## BEGIN

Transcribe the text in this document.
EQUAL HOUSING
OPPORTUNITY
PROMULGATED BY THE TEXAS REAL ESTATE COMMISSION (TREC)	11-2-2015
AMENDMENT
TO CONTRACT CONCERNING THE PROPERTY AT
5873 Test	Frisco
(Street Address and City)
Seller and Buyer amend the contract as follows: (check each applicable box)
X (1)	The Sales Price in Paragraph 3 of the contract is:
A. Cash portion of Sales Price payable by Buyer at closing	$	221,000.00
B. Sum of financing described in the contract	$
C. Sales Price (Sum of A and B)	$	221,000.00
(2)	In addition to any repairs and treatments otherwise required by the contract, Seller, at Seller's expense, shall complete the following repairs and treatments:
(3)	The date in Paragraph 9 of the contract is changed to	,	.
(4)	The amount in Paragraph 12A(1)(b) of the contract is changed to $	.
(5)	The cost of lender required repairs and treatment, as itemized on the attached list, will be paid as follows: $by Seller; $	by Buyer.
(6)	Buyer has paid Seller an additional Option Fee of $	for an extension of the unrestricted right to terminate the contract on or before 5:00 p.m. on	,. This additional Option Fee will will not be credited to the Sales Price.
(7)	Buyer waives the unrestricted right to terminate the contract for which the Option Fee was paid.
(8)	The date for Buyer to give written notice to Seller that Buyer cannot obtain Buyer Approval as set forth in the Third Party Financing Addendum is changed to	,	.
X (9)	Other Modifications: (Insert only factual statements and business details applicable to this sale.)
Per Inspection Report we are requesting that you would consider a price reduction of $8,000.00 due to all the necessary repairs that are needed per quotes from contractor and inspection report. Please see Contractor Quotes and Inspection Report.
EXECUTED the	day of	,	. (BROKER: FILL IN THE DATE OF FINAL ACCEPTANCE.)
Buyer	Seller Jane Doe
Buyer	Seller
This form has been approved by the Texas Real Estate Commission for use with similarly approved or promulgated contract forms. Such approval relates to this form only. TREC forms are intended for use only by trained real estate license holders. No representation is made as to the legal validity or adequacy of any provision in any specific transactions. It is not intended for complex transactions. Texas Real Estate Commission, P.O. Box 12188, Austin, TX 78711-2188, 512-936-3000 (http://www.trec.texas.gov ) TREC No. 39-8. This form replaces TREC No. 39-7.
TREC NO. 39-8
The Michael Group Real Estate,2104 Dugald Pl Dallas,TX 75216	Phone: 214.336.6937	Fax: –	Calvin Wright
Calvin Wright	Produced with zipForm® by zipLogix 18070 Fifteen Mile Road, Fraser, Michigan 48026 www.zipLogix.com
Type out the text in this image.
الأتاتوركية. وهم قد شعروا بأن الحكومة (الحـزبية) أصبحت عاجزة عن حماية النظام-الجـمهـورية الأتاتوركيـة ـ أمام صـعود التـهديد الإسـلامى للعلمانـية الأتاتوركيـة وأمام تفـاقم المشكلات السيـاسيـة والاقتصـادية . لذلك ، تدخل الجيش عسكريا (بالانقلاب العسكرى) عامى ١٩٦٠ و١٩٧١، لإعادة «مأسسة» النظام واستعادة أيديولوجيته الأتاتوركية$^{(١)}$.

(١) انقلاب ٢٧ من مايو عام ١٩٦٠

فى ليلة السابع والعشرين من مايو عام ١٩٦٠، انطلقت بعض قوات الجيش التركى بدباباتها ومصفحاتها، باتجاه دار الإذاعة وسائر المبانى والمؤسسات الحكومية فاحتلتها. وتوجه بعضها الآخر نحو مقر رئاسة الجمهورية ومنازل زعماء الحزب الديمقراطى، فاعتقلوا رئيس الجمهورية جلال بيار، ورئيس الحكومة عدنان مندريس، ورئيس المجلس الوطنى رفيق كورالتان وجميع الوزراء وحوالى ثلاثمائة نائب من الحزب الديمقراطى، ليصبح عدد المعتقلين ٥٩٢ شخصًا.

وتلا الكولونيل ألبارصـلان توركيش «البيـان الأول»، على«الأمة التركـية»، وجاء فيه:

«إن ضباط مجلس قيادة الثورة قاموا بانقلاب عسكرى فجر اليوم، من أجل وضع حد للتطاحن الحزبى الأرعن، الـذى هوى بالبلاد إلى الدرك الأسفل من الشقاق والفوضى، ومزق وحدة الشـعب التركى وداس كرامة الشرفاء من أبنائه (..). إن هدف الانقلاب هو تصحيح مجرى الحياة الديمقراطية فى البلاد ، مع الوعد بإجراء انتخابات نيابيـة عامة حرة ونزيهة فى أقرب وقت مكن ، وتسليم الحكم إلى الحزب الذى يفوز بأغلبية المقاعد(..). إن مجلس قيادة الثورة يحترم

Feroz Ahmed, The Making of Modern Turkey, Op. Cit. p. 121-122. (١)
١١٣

## END

**What is expected**
Would you give the material above again, complete and exact?

**Task result**
Transcribe the text in this document.
EQUAL HOUSING
OPPORTUNITY
PROMULGATED BY THE TEXAS REAL ESTATE COMMISSION (TREC)	11-2-2015
AMENDMENT
TO CONTRACT CONCERNING THE PROPERTY AT
5873 Test	Frisco
(Street Address and City)
Seller and Buyer amend the contract as follows: (check each applicable box)
X (1)	The Sales Price in Paragraph 3 of the contract is:
A. Cash portion of Sales Price payable by Buyer at closing	$	221,000.00
B. Sum of financing described in the contract	$
C. Sales Price (Sum of A and B)	$	221,000.00
(2)	In addition to any repairs and treatments otherwise required by the contract, Seller, at Seller's expense, shall complete the following repairs and treatments:
(3)	The date in Paragraph 9 of the contract is changed to	,	.
(4)	The amount in Paragraph 12A(1)(b) of the contract is changed to $	.
(5)	The cost of lender required repairs and treatment, as itemized on the attached list, will be paid as follows: $by Seller; $	by Buyer.
(6)	Buyer has paid Seller an additional Option Fee of $	for an extension of the unrestricted right to terminate the contract on or before 5:00 p.m. on	,. This additional Option Fee will will not be credited to the Sales Price.
(7)	Buyer waives the unrestricted right to terminate the contract for which the Option Fee was paid.
(8)	The date for Buyer to give written notice to Seller that Buyer cannot obtain Buyer Approval as set forth in the Third Party Financing Addendum is changed to	,	.
X (9)	Other Modifications: (Insert only factual statements and business details applicable to this sale.)
Per Inspection Report we are requesting that you would consider a price reduction of $8,000.00 due to all the necessary repairs that are needed per quotes from contractor and inspection report. Please see Contractor Quotes and Inspection Report.
EXECUTED the	day of	,	. (BROKER: FILL IN THE DATE OF FINAL ACCEPTANCE.)
Buyer	Seller Jane Doe
Buyer	Seller
This form has been approved by the Texas Real Estate Commission for use with similarly approved or promulgated contract forms. Such approval relates to this form only. TREC forms are intended for use only by trained real estate license holders. No representation is made as to the legal validity or adequacy of any provision in any specific transactions. It is not intended for complex transactions. Texas Real Estate Commission, P.O. Box 12188, Austin, TX 78711-2188, 512-936-3000 (http://www.trec.texas.gov ) TREC No. 39-8. This form replaces TREC No. 39-7.
TREC NO. 39-8
The Michael Group Real Estate,2104 Dugald Pl Dallas,TX 75216	Phone: 214.336.6937	Fax: –	Calvin Wright
Calvin Wright	Produced with zipForm® by zipLogix 18070 Fifteen Mile Road, Fraser, Michigan 48026 www.zipLogix.com
Type out the text in this image.
الأتاتوركية. وهم قد شعروا بأن الحكومة (الحـزبية) أصبحت عاجزة عن حماية النظام-الجـمهـورية الأتاتوركيـة ـ أمام صـعود التـهديد الإسـلامى للعلمانـية الأتاتوركيـة وأمام تفـاقم المشكلات السيـاسيـة والاقتصـادية . لذلك ، تدخل الجيش عسكريا (بالانقلاب العسكرى) عامى ١٩٦٠ و١٩٧١، لإعادة «مأسسة» النظام واستعادة أيديولوجيته الأتاتوركية$^{(١)}$.

(١) انقلاب ٢٧ من مايو عام ١٩٦٠

فى ليلة السابع والعشرين من مايو عام ١٩٦٠، انطلقت بعض قوات الجيش التركى بدباباتها ومصفحاتها، باتجاه دار الإذاعة وسائر المبانى والمؤسسات الحكومية فاحتلتها. وتوجه بعضها الآخر نحو مقر رئاسة الجمهورية ومنازل زعماء الحزب الديمقراطى، فاعتقلوا رئيس الجمهورية جلال بيار، ورئيس الحكومة عدنان مندريس، ورئيس المجلس الوطنى رفيق كورالتان وجميع الوزراء وحوالى ثلاثمائة نائب من الحزب الديمقراطى، ليصبح عدد المعتقلين ٥٩٢ شخصًا.

وتلا الكولونيل ألبارصـلان توركيش «البيـان الأول»، على«الأمة التركـية»، وجاء فيه:

«إن ضباط مجلس قيادة الثورة قاموا بانقلاب عسكرى فجر اليوم، من أجل وضع حد للتطاحن الحزبى الأرعن، الـذى هوى بالبلاد إلى الدرك الأسفل من الشقاق والفوضى، ومزق وحدة الشـعب التركى وداس كرامة الشرفاء من أبنائه (..). إن هدف الانقلاب هو تصحيح مجرى الحياة الديمقراطية فى البلاد ، مع الوعد بإجراء انتخابات نيابيـة عامة حرة ونزيهة فى أقرب وقت مكن ، وتسليم الحكم إلى الحزب الذى يفوز بأغلبية المقاعد(..). إن مجلس قيادة الثورة يحترم

Feroz Ahmed, The Making of Modern Turkey, Op. Cit. p. 121-122. (١)
١١٣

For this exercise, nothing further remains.